Requirements:
Lines containing the word "active" are to be located and copied.

Information provided:
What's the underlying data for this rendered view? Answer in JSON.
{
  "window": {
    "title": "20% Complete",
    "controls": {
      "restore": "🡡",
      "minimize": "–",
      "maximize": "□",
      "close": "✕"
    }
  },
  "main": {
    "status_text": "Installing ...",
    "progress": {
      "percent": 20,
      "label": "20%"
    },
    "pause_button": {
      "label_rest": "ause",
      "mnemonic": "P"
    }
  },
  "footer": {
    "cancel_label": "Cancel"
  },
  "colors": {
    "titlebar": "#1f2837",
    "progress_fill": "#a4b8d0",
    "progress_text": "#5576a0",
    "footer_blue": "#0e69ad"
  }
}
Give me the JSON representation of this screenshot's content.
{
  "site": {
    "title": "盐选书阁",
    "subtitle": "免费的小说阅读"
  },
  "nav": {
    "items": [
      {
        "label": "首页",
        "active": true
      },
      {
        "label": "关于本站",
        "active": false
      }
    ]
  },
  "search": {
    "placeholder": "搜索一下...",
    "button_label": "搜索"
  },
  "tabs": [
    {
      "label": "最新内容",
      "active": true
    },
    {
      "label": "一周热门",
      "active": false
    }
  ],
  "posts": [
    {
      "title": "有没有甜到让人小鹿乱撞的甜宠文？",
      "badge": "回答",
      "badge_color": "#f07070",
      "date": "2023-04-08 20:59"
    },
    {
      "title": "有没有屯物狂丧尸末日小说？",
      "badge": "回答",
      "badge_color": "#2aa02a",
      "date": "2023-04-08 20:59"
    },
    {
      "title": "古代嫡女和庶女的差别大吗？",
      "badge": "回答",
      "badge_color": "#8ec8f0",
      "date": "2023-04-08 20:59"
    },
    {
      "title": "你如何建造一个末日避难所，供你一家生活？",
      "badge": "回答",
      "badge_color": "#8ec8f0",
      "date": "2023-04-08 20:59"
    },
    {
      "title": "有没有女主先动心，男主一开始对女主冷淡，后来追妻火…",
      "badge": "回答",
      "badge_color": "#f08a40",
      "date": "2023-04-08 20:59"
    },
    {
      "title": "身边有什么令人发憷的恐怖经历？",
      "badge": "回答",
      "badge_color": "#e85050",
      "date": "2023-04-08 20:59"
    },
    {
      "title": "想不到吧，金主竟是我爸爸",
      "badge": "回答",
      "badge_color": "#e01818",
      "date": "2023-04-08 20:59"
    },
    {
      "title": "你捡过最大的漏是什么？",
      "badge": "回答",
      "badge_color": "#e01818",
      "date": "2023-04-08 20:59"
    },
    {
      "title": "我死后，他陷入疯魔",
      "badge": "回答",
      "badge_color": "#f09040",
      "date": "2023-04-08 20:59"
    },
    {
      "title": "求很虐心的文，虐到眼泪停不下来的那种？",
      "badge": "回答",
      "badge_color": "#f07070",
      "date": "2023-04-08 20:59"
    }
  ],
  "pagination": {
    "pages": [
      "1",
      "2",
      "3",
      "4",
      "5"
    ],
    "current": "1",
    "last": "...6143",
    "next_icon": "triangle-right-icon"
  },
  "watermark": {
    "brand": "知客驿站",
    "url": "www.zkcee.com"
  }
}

Complete output:
        "active": true
        "active": false
      "active": true
      "active": false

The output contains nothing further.